▶ **DATASET**:

━━━━━━━━━━

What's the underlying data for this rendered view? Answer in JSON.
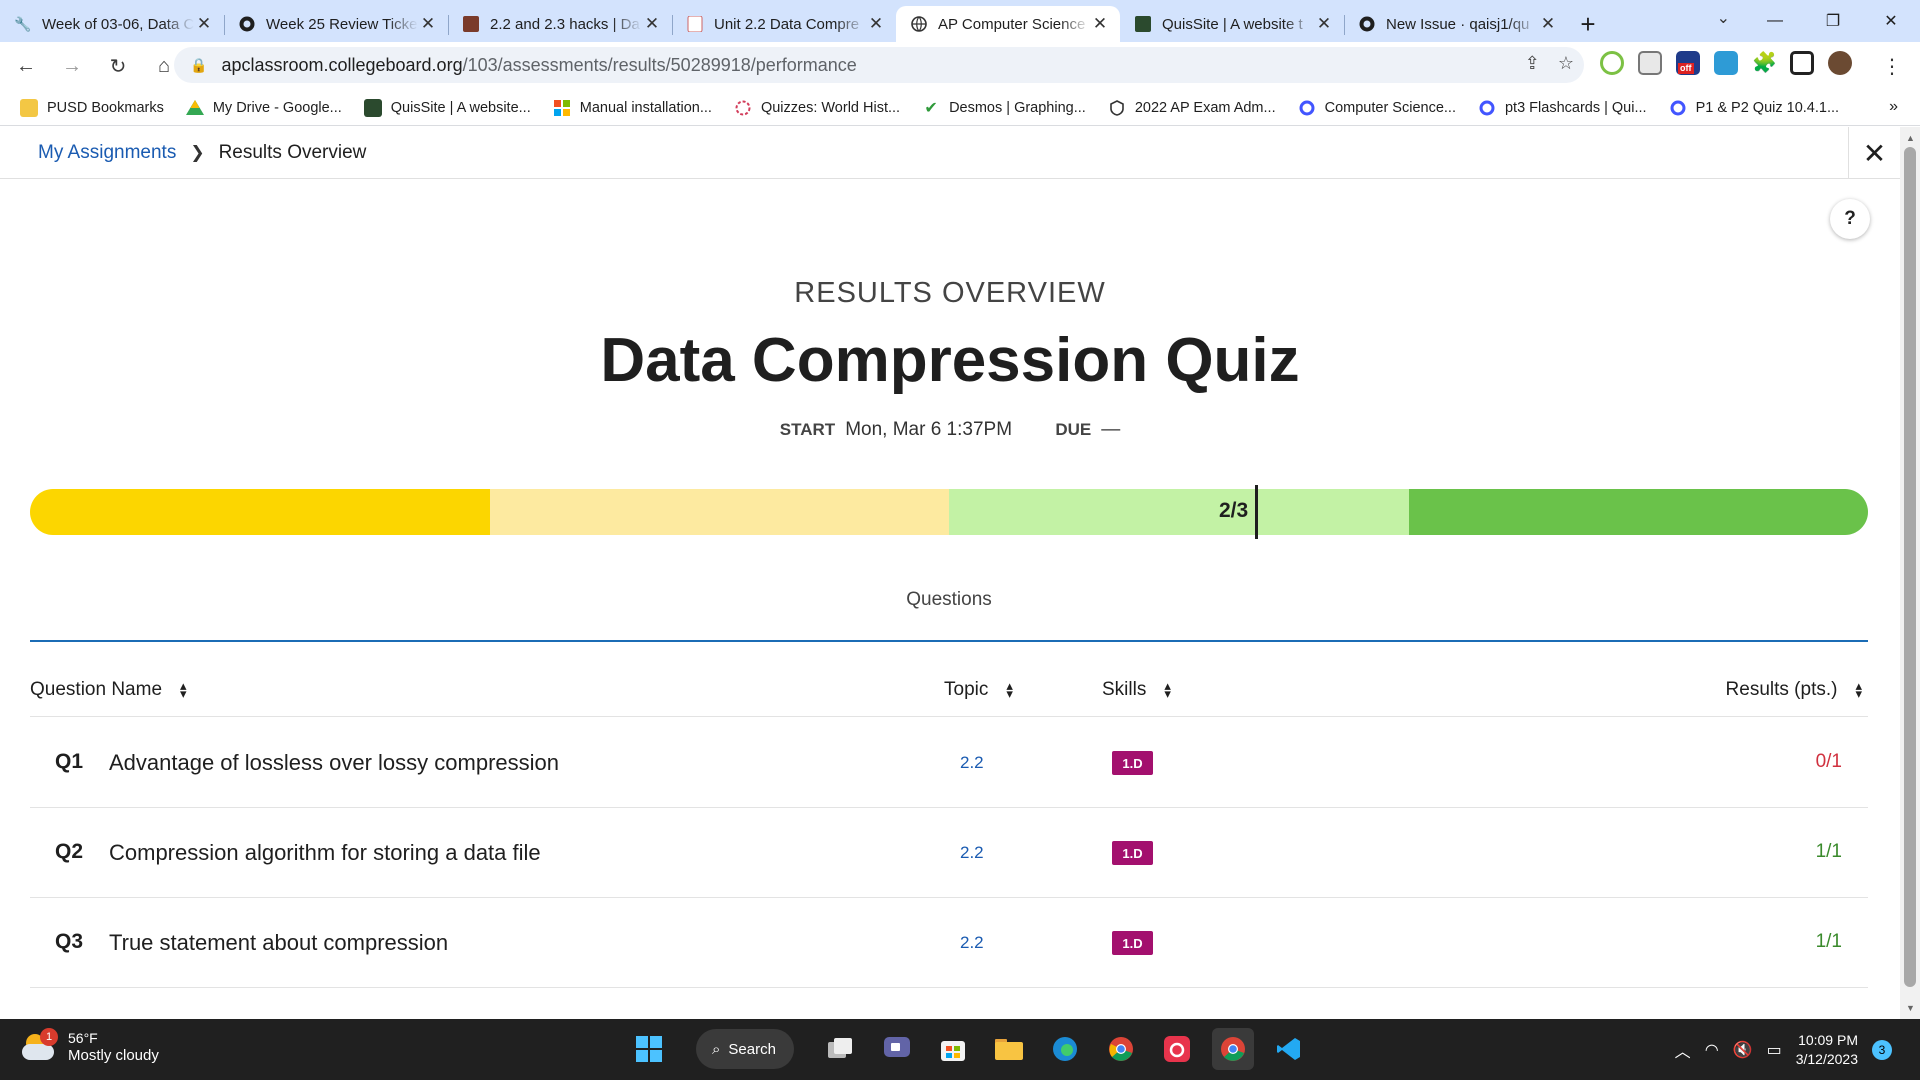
{
  "browser": {
    "tabs": [
      {
        "title": "Week of 03-06, Data C",
        "active": false
      },
      {
        "title": "Week 25 Review Ticke",
        "active": false
      },
      {
        "title": "2.2 and 2.3 hacks | Da",
        "active": false
      },
      {
        "title": "Unit 2.2 Data Compre",
        "active": false
      },
      {
        "title": "AP Computer Science",
        "active": true
      },
      {
        "title": "QuisSite | A website t",
        "active": false
      },
      {
        "title": "New Issue · qaisj1/qu",
        "active": false
      }
    ],
    "url_host": "apclassroom.collegeboard.org",
    "url_path": "/103/assessments/results/50289918/performance",
    "ext_off_badge": "off",
    "bookmarks": [
      "PUSD Bookmarks",
      "My Drive - Google...",
      "QuisSite | A website...",
      "Manual installation...",
      "Quizzes: World Hist...",
      "Desmos | Graphing...",
      "2022 AP Exam Adm...",
      "Computer Science...",
      "pt3 Flashcards | Qui...",
      "P1 & P2 Quiz 10.4.1..."
    ]
  },
  "page": {
    "breadcrumb": {
      "link": "My Assignments",
      "current": "Results Overview"
    },
    "help_label": "?",
    "overline": "RESULTS OVERVIEW",
    "title": "Data Compression Quiz",
    "start_label": "START",
    "start_value": "Mon, Mar 6 1:37PM",
    "due_label": "DUE",
    "due_value": "—",
    "score": {
      "label": "2/3",
      "value": 0.667
    },
    "progress_colors": [
      "#fcd600",
      "#fdeaa0",
      "#c3f2a5",
      "#6ac24a"
    ],
    "questions_tab": "Questions",
    "table": {
      "headers": {
        "name": "Question Name",
        "topic": "Topic",
        "skills": "Skills",
        "results": "Results (pts.)"
      },
      "rows": [
        {
          "num": "Q1",
          "name": "Advantage of lossless over lossy compression",
          "topic": "2.2",
          "skill": "1.D",
          "result": "0/1",
          "result_color": "#d0313f"
        },
        {
          "num": "Q2",
          "name": "Compression algorithm for storing a data file",
          "topic": "2.2",
          "skill": "1.D",
          "result": "1/1",
          "result_color": "#3a8a2b"
        },
        {
          "num": "Q3",
          "name": "True statement about compression",
          "topic": "2.2",
          "skill": "1.D",
          "result": "1/1",
          "result_color": "#3a8a2b"
        }
      ]
    }
  },
  "taskbar": {
    "weather_badge": "1",
    "temperature": "56°F",
    "condition": "Mostly cloudy",
    "search_label": "Search",
    "time": "10:09 PM",
    "date": "3/12/2023",
    "notification_count": "3"
  }
}
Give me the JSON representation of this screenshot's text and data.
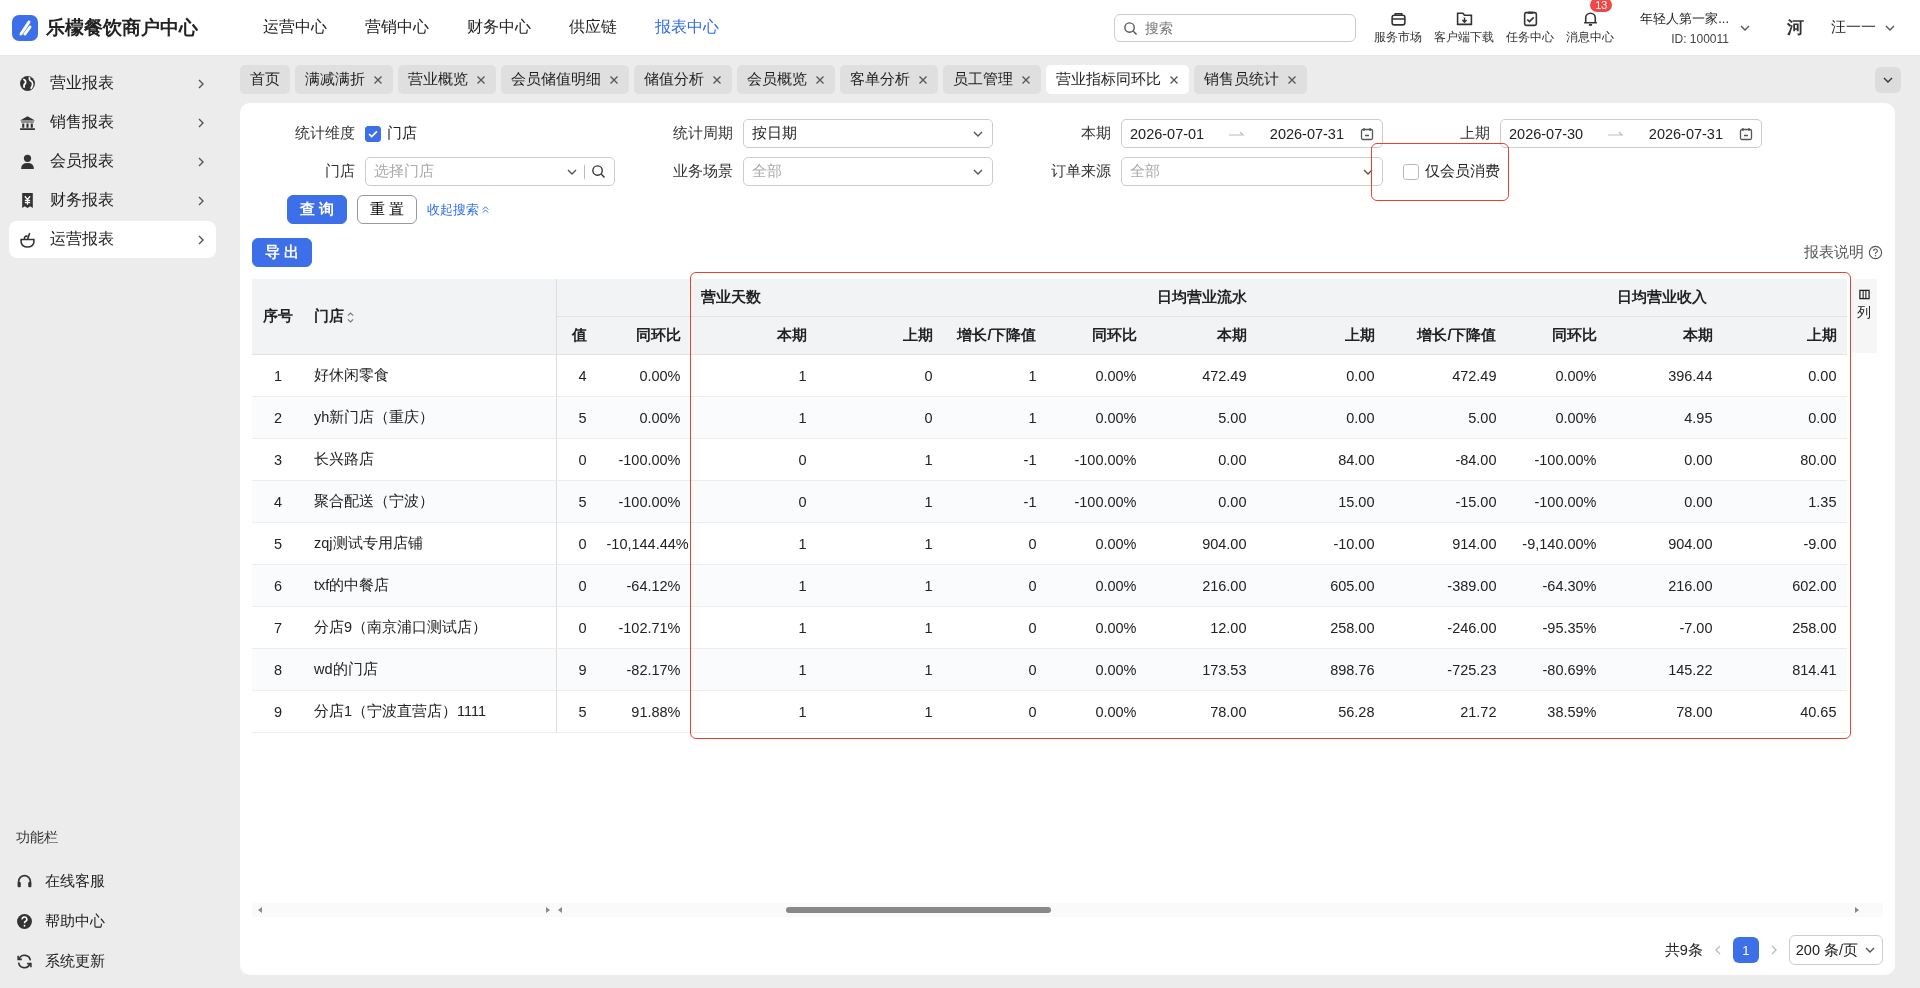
{
  "brand": {
    "name": "乐檬餐饮商户中心"
  },
  "top_nav": [
    {
      "label": "运营中心",
      "selected": false
    },
    {
      "label": "营销中心",
      "selected": false
    },
    {
      "label": "财务中心",
      "selected": false
    },
    {
      "label": "供应链",
      "selected": false
    },
    {
      "label": "报表中心",
      "selected": true
    }
  ],
  "search": {
    "placeholder": "搜索"
  },
  "tools": [
    {
      "kind": "bag",
      "label": "服务市场"
    },
    {
      "kind": "folder",
      "label": "客户端下载"
    },
    {
      "kind": "clipboard",
      "label": "任务中心"
    },
    {
      "kind": "bell",
      "label": "消息中心",
      "badge": "13"
    }
  ],
  "merchant": {
    "name": "年轻人第一家...",
    "id": "ID: 100011"
  },
  "user": {
    "avatar_text": "河",
    "name": "汪一一"
  },
  "sidebar": {
    "items": [
      {
        "kind": "globe",
        "label": "营业报表",
        "selected": false
      },
      {
        "kind": "bank",
        "label": "销售报表",
        "selected": false
      },
      {
        "kind": "person",
        "label": "会员报表",
        "selected": false
      },
      {
        "kind": "receipt",
        "label": "财务报表",
        "selected": false
      },
      {
        "kind": "bowl",
        "label": "运营报表",
        "selected": true
      }
    ],
    "footer_title": "功能栏",
    "footer_items": [
      {
        "kind": "headset",
        "label": "在线客服"
      },
      {
        "kind": "help",
        "label": "帮助中心"
      },
      {
        "kind": "refresh",
        "label": "系统更新"
      }
    ]
  },
  "tabs": [
    {
      "label": "首页",
      "closable": false,
      "selected": false
    },
    {
      "label": "满减满折",
      "closable": true,
      "selected": false
    },
    {
      "label": "营业概览",
      "closable": true,
      "selected": false
    },
    {
      "label": "会员储值明细",
      "closable": true,
      "selected": false
    },
    {
      "label": "储值分析",
      "closable": true,
      "selected": false
    },
    {
      "label": "会员概览",
      "closable": true,
      "selected": false
    },
    {
      "label": "客单分析",
      "closable": true,
      "selected": false
    },
    {
      "label": "员工管理",
      "closable": true,
      "selected": false
    },
    {
      "label": "营业指标同环比",
      "closable": true,
      "selected": true
    },
    {
      "label": "销售员统计",
      "closable": true,
      "selected": false
    }
  ],
  "filters": [
    {
      "kind": "checkbox",
      "label": "统计维度",
      "option": "门店",
      "checked": true
    },
    {
      "kind": "select",
      "label": "统计周期",
      "value": "按日期"
    },
    {
      "kind": "range",
      "label": "本期",
      "start": "2026-07-01",
      "end": "2026-07-31"
    },
    {
      "kind": "range",
      "label": "上期",
      "start": "2026-07-30",
      "end": "2026-07-31"
    },
    {
      "kind": "search-select",
      "label": "门店",
      "placeholder": "选择门店"
    },
    {
      "kind": "select",
      "label": "业务场景",
      "placeholder": "全部"
    },
    {
      "kind": "select",
      "label": "订单来源",
      "placeholder": "全部"
    },
    {
      "kind": "lone-checkbox",
      "option": "仅会员消费",
      "checked": false,
      "highlighted": true
    }
  ],
  "actions": {
    "query": "查 询",
    "reset": "重 置",
    "collapse": "收起搜索"
  },
  "export_button": "导 出",
  "report_help": "报表说明",
  "table": {
    "highlighted": true,
    "fixed_columns": [
      {
        "label": "序号",
        "sortable": false
      },
      {
        "label": "门店",
        "sortable": true
      }
    ],
    "groups": [
      {
        "columns": [
          "值",
          "同环比"
        ]
      },
      {
        "label": "营业天数",
        "columns": [
          "本期",
          "上期",
          "增长/下降值",
          "同环比"
        ]
      },
      {
        "label": "日均营业流水",
        "columns": [
          "本期",
          "上期",
          "增长/下降值",
          "同环比"
        ]
      },
      {
        "label": "日均营业收入",
        "columns": [
          "本期",
          "上期"
        ]
      }
    ],
    "settings_label": "列",
    "rows": [
      [
        "1",
        "好休闲零食",
        "4",
        "0.00%",
        "1",
        "0",
        "1",
        "0.00%",
        "472.49",
        "0.00",
        "472.49",
        "0.00%",
        "396.44",
        "0.00"
      ],
      [
        "2",
        "yh新门店（重庆）",
        "5",
        "0.00%",
        "1",
        "0",
        "1",
        "0.00%",
        "5.00",
        "0.00",
        "5.00",
        "0.00%",
        "4.95",
        "0.00"
      ],
      [
        "3",
        "长兴路店",
        "0",
        "-100.00%",
        "0",
        "1",
        "-1",
        "-100.00%",
        "0.00",
        "84.00",
        "-84.00",
        "-100.00%",
        "0.00",
        "80.00"
      ],
      [
        "4",
        "聚合配送（宁波）",
        "5",
        "-100.00%",
        "0",
        "1",
        "-1",
        "-100.00%",
        "0.00",
        "15.00",
        "-15.00",
        "-100.00%",
        "0.00",
        "1.35"
      ],
      [
        "5",
        "zqj测试专用店铺",
        "0",
        "-10,144.44%",
        "1",
        "1",
        "0",
        "0.00%",
        "904.00",
        "-10.00",
        "914.00",
        "-9,140.00%",
        "904.00",
        "-9.00"
      ],
      [
        "6",
        "txf的中餐店",
        "0",
        "-64.12%",
        "1",
        "1",
        "0",
        "0.00%",
        "216.00",
        "605.00",
        "-389.00",
        "-64.30%",
        "216.00",
        "602.00"
      ],
      [
        "7",
        "分店9（南京浦口测试店）",
        "0",
        "-102.71%",
        "1",
        "1",
        "0",
        "0.00%",
        "12.00",
        "258.00",
        "-246.00",
        "-95.35%",
        "-7.00",
        "258.00"
      ],
      [
        "8",
        "wd的门店",
        "9",
        "-82.17%",
        "1",
        "1",
        "0",
        "0.00%",
        "173.53",
        "898.76",
        "-725.23",
        "-80.69%",
        "145.22",
        "814.41"
      ],
      [
        "9",
        "分店1（宁波直营店）1111",
        "5",
        "91.88%",
        "1",
        "1",
        "0",
        "0.00%",
        "78.00",
        "56.28",
        "21.72",
        "38.59%",
        "78.00",
        "40.65"
      ]
    ]
  },
  "pagination": {
    "total": "共9条",
    "pages": [
      {
        "label": "1",
        "selected": true
      }
    ],
    "page_size": "200 条/页"
  }
}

━━━━━━━━━━

▶ **AIM**:
Out of the material above, select every line that holds the string "QuisSite".

▶ **WORKED SOLUTION**:
        "title": "QuisSite | A website t",
      "QuisSite | A website...",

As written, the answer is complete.